Request -> Repeat each record exactly as written, and drop any images.
===== Dataset records =====
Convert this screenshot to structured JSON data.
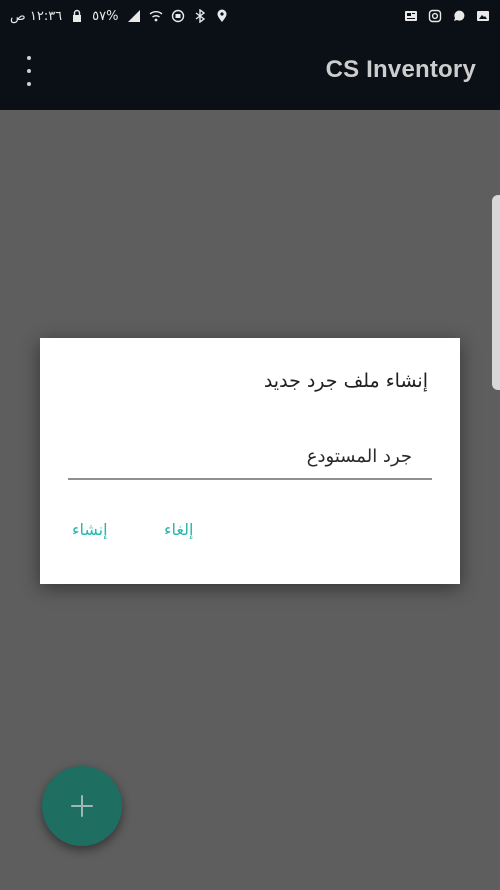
{
  "status_bar": {
    "time": "١٢:٣٦ ص",
    "battery": "٥٧%",
    "icons_left": [
      "lock-icon",
      "signal-icon",
      "wifi-icon",
      "data-saver-icon",
      "bluetooth-icon",
      "location-icon"
    ],
    "icons_right": [
      "news-icon",
      "instagram-icon",
      "whatsapp-icon",
      "gallery-icon"
    ]
  },
  "app_bar": {
    "title": "CS Inventory",
    "menu_icon": "kebab-menu-icon"
  },
  "dialog": {
    "title": "إنشاء ملف جرد جديد",
    "input_value": "جرد المستودع",
    "cancel_label": "إلغاء",
    "create_label": "إنشاء"
  },
  "fab": {
    "icon": "plus-icon"
  },
  "colors": {
    "app_bar": "#0b1016",
    "scrim": "#5e5e5e",
    "accent": "#22b8b0",
    "fab": "#1e6e62"
  }
}
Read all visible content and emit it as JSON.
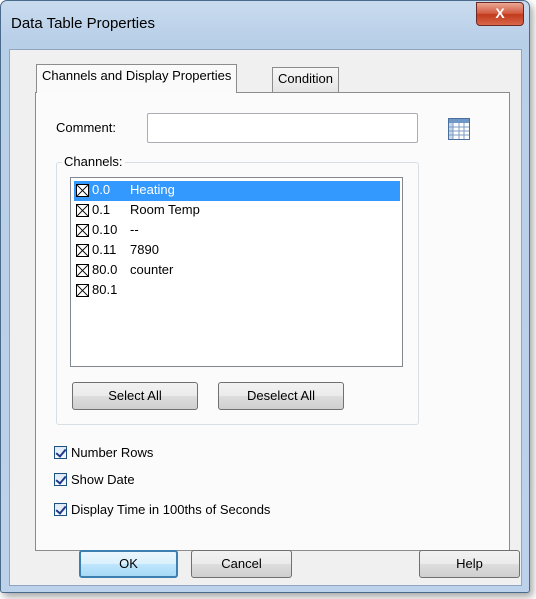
{
  "window": {
    "title": "Data Table Properties",
    "close_glyph": "X"
  },
  "tabs": [
    {
      "label": "Channels and Display Properties",
      "active": true
    },
    {
      "label": "Condition",
      "active": false
    }
  ],
  "comment": {
    "label": "Comment:",
    "value": ""
  },
  "table_icon": "table-grid-icon",
  "channels": {
    "label": "Channels:",
    "items": [
      {
        "channel": "0.0",
        "name": "Heating",
        "checked": true,
        "selected": true
      },
      {
        "channel": "0.1",
        "name": "Room Temp",
        "checked": true,
        "selected": false
      },
      {
        "channel": "0.10",
        "name": "--",
        "checked": true,
        "selected": false
      },
      {
        "channel": "0.11",
        "name": "7890",
        "checked": true,
        "selected": false
      },
      {
        "channel": "80.0",
        "name": "counter",
        "checked": true,
        "selected": false
      },
      {
        "channel": "80.1",
        "name": "",
        "checked": true,
        "selected": false
      }
    ],
    "select_all": "Select All",
    "deselect_all": "Deselect All"
  },
  "options": [
    {
      "label": "Number Rows",
      "checked": true
    },
    {
      "label": "Show Date",
      "checked": true
    },
    {
      "label": "Display Time in 100ths of Seconds",
      "checked": true
    }
  ],
  "buttons": {
    "ok": "OK",
    "cancel": "Cancel",
    "help": "Help"
  },
  "colors": {
    "selection": "#3399ff",
    "frame": "#b8cfe8",
    "close": "#c2391b"
  }
}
=====
Response for this exercise ->
Convert this screenshot to structured JSON data.
{
  "status_bar": {
    "time": "١٢:٣٦ ص",
    "battery": "٥٧%",
    "icons_left": [
      "lock-icon",
      "signal-icon",
      "wifi-icon",
      "data-saver-icon",
      "bluetooth-icon",
      "location-icon"
    ],
    "icons_right": [
      "news-icon",
      "instagram-icon",
      "whatsapp-icon",
      "gallery-icon"
    ]
  },
  "app_bar": {
    "title": "CS Inventory",
    "menu_icon": "kebab-menu-icon"
  },
  "dialog": {
    "title": "إنشاء ملف جرد جديد",
    "input_value": "جرد المستودع",
    "cancel_label": "إلغاء",
    "create_label": "إنشاء"
  },
  "fab": {
    "icon": "plus-icon"
  },
  "colors": {
    "app_bar": "#0b1016",
    "scrim": "#5e5e5e",
    "accent": "#22b8b0",
    "fab": "#1e6e62"
  }
}
Read all visible content and emit it as JSON.
{
  "window": {
    "title": "Data Table Properties",
    "close_glyph": "X"
  },
  "tabs": [
    {
      "label": "Channels and Display Properties",
      "active": true
    },
    {
      "label": "Condition",
      "active": false
    }
  ],
  "comment": {
    "label": "Comment:",
    "value": ""
  },
  "table_icon": "table-grid-icon",
  "channels": {
    "label": "Channels:",
    "items": [
      {
        "channel": "0.0",
        "name": "Heating",
        "checked": true,
        "selected": true
      },
      {
        "channel": "0.1",
        "name": "Room Temp",
        "checked": true,
        "selected": false
      },
      {
        "channel": "0.10",
        "name": "--",
        "checked": true,
        "selected": false
      },
      {
        "channel": "0.11",
        "name": "7890",
        "checked": true,
        "selected": false
      },
      {
        "channel": "80.0",
        "name": "counter",
        "checked": true,
        "selected": false
      },
      {
        "channel": "80.1",
        "name": "",
        "checked": true,
        "selected": false
      }
    ],
    "select_all": "Select All",
    "deselect_all": "Deselect All"
  },
  "options": [
    {
      "label": "Number Rows",
      "checked": true
    },
    {
      "label": "Show Date",
      "checked": true
    },
    {
      "label": "Display Time in 100ths of Seconds",
      "checked": true
    }
  ],
  "buttons": {
    "ok": "OK",
    "cancel": "Cancel",
    "help": "Help"
  },
  "colors": {
    "selection": "#3399ff",
    "frame": "#b8cfe8",
    "close": "#c2391b"
  }
}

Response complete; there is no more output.